As a general thing, we are doing very well but they drill rather too much, I think, for the benefit of our health. But we have to put up with it. But the little fellows stand it the best. I won’t turn my hand over to the best man in the regiment either on a march or anything else. If I can have my health, I don’t fear anything in the shape of work nor even the rebels themselves. And I thank God he has spared me thus far and hope and trust He will be with me to the end. And I live in hopes if I never should meet with you again in this world, I shall meet you all in that brighter world above where we shall never part again.
I have heard of the death of James and I feel to mourn with you all for I would like to have seen him again. But it is decreed otherwise. Yet I hope to meet him again.

Items from a data source:
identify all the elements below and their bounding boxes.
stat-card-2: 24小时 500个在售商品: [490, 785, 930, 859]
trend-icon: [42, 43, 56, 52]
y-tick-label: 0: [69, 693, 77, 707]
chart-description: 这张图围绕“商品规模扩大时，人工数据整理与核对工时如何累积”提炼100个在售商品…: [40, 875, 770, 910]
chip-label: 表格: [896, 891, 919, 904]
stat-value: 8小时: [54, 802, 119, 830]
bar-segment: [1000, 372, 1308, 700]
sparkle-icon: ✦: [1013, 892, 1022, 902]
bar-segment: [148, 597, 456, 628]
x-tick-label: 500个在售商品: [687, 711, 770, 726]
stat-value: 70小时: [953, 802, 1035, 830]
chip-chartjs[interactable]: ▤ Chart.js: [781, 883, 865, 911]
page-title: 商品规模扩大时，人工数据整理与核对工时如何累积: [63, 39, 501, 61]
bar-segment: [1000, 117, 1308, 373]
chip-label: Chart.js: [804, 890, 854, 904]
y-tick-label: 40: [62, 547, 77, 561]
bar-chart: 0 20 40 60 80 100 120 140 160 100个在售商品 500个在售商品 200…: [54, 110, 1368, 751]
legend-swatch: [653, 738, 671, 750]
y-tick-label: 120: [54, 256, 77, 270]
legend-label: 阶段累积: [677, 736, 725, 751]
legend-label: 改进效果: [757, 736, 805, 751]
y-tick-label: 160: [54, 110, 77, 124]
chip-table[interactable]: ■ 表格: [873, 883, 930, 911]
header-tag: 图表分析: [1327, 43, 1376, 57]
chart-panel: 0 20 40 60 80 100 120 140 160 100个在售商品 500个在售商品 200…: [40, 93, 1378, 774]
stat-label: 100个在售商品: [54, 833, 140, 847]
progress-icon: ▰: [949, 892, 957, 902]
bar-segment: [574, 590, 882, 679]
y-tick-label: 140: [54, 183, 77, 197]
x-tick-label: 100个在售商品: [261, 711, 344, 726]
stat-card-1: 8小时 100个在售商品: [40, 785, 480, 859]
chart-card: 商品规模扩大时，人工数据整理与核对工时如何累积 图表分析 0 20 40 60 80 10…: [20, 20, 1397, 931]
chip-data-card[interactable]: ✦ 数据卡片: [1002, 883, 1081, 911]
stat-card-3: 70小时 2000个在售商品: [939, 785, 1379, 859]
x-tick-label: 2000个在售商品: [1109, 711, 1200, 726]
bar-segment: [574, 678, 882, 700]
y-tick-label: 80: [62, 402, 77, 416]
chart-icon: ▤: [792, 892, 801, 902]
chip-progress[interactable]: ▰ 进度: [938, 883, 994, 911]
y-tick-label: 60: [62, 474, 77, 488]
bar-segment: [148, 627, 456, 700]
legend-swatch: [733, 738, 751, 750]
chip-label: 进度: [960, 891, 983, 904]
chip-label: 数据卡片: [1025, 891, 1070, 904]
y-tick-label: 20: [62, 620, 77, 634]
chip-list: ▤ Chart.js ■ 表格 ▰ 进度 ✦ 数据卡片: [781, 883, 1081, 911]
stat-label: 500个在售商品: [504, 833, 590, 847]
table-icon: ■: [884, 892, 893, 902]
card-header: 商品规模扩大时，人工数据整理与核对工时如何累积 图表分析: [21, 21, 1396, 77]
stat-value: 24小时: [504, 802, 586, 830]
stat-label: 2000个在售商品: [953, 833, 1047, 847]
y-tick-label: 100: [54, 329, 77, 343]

• [Stated problem A] List every sentence in the letter that begins with the word "But".
• [Stated problem B] Whose death does the writer of the letter say they have heard of?
• [Stated problem C] Please continue the letter from its final sentence onward.

• [Output A]
- But we have to put up with it.
- But the little fellows stand it the best.
- But it is decreed otherwise.

• [Output B] James

• [Output C]
Clark Hazeltine ¹ sends his best respects to you all. So no more at present—only my best love to you all and give the same to Uncle Pero and tell him I would like to have him here on Sunday to preach to us though we have a very good chaplain. Give my best love to all of Mr. Shaw’s family.
I remain yours, — Wm. Kershaw
A. E. Tilling
Write as soon as you conveniently can.
¹ Clark S. Hazeltine enlisted at the age of 23 in August 1861 at Jamestown to serve three years in Co. K, 49th New York Infantry. He mustered in as a sergeant and was returned to the ranks on 1 March 1863.